EXERCISE
Identify each line holding the string "document" and copy it.

Data entries
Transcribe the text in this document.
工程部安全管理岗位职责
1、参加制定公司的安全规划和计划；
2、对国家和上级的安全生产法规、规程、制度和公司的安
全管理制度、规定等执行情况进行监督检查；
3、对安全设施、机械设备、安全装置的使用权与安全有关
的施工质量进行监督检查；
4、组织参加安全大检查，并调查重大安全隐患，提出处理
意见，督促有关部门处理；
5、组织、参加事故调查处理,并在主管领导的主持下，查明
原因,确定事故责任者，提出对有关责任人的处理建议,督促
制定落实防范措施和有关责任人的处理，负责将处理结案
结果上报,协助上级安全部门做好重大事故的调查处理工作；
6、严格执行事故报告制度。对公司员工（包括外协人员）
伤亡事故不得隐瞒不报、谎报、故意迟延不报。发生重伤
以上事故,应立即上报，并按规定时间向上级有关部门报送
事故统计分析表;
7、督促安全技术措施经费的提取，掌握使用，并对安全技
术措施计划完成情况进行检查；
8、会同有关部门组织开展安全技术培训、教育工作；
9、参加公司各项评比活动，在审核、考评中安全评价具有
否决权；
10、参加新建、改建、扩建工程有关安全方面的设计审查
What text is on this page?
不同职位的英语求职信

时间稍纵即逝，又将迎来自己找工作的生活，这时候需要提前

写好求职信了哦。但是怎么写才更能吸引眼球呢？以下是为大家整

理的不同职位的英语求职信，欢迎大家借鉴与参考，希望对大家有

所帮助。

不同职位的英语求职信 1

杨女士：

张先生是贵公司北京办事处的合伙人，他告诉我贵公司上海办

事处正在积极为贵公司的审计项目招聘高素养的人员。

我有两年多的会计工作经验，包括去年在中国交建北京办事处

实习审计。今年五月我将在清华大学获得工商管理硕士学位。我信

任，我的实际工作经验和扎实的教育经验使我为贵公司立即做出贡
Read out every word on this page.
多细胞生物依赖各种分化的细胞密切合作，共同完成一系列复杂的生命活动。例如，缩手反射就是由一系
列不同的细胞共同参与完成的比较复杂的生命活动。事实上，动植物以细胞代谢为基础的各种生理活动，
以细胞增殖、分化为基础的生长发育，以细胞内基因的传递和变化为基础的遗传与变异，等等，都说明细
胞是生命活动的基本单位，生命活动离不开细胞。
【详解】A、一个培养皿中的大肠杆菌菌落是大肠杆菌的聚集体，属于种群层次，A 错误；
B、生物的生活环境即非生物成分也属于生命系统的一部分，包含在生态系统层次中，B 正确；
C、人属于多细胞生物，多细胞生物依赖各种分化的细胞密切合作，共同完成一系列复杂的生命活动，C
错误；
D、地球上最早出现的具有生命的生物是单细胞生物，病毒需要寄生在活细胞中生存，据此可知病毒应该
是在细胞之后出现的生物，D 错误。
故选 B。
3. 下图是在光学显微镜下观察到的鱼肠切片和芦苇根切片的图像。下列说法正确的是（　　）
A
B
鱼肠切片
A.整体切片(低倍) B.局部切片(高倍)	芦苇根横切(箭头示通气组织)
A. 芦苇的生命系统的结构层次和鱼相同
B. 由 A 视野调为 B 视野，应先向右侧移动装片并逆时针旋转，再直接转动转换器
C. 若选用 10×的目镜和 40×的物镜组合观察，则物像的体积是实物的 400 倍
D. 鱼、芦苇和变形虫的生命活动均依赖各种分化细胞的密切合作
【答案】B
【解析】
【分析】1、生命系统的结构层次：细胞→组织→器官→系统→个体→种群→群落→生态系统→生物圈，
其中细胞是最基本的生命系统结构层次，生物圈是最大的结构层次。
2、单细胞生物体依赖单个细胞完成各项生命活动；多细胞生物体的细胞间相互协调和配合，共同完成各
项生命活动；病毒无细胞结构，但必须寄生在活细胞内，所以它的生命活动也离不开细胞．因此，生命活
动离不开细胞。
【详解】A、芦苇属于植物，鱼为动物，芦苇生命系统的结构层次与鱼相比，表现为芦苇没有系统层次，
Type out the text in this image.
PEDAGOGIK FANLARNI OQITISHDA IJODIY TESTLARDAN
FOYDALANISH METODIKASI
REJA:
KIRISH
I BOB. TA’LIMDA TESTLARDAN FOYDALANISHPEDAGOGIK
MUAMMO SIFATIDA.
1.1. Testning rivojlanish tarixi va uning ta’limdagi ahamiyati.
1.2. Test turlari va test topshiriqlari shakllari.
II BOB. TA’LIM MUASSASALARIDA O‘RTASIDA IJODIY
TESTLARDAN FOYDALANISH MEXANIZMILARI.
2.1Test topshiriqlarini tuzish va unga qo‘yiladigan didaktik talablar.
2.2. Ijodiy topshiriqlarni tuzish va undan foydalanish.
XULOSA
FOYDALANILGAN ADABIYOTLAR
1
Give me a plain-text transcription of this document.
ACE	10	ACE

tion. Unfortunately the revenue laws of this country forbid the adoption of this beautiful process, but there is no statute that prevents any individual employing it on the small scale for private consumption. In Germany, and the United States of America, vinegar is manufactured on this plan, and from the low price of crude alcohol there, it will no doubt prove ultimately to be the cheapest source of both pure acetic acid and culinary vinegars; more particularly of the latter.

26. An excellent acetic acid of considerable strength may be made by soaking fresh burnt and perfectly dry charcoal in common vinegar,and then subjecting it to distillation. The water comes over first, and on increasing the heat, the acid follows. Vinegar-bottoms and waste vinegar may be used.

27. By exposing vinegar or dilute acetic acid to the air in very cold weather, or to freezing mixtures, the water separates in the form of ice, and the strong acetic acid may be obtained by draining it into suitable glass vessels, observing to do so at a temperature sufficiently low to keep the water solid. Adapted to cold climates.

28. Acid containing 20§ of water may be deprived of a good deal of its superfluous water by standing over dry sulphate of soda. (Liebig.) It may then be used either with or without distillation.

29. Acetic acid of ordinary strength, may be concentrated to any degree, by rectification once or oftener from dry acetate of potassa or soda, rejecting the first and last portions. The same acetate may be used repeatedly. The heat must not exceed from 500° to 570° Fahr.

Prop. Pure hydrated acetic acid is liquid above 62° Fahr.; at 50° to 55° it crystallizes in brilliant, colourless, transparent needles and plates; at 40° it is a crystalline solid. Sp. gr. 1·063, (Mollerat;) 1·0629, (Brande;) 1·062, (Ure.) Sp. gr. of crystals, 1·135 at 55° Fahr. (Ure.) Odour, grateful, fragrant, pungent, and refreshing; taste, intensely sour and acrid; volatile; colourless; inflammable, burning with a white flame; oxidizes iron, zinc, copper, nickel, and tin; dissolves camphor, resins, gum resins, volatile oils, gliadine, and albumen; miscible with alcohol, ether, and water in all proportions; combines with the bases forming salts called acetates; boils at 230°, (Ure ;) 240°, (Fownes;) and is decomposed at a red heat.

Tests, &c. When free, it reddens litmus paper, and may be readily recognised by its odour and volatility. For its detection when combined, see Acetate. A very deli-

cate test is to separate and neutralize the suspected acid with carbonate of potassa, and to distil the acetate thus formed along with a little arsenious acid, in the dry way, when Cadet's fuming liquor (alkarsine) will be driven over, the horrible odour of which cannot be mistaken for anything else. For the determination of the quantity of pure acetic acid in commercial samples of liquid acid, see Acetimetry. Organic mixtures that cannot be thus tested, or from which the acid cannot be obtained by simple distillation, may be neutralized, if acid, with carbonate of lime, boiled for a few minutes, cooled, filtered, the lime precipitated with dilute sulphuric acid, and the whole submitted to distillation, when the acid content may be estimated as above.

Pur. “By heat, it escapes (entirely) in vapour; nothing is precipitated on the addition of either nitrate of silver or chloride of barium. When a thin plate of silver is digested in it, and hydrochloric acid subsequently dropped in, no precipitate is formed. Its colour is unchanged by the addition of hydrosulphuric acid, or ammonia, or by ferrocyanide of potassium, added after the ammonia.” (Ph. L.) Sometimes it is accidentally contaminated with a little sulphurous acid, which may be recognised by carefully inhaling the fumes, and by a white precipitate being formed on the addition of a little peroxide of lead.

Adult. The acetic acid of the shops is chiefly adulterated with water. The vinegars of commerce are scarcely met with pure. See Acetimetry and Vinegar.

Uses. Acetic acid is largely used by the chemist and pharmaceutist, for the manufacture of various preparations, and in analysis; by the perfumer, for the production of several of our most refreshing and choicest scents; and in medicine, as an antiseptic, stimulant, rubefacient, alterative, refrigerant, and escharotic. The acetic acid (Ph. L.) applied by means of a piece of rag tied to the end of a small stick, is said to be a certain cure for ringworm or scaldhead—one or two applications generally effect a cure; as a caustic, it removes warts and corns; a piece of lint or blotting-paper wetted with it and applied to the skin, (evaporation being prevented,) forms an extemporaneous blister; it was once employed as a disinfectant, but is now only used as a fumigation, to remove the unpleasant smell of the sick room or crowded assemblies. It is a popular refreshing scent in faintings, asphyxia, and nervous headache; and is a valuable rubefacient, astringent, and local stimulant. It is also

WRITTEN RESPONSE
Transcribe the text in this document.
Give me a plain-text transcription of this document.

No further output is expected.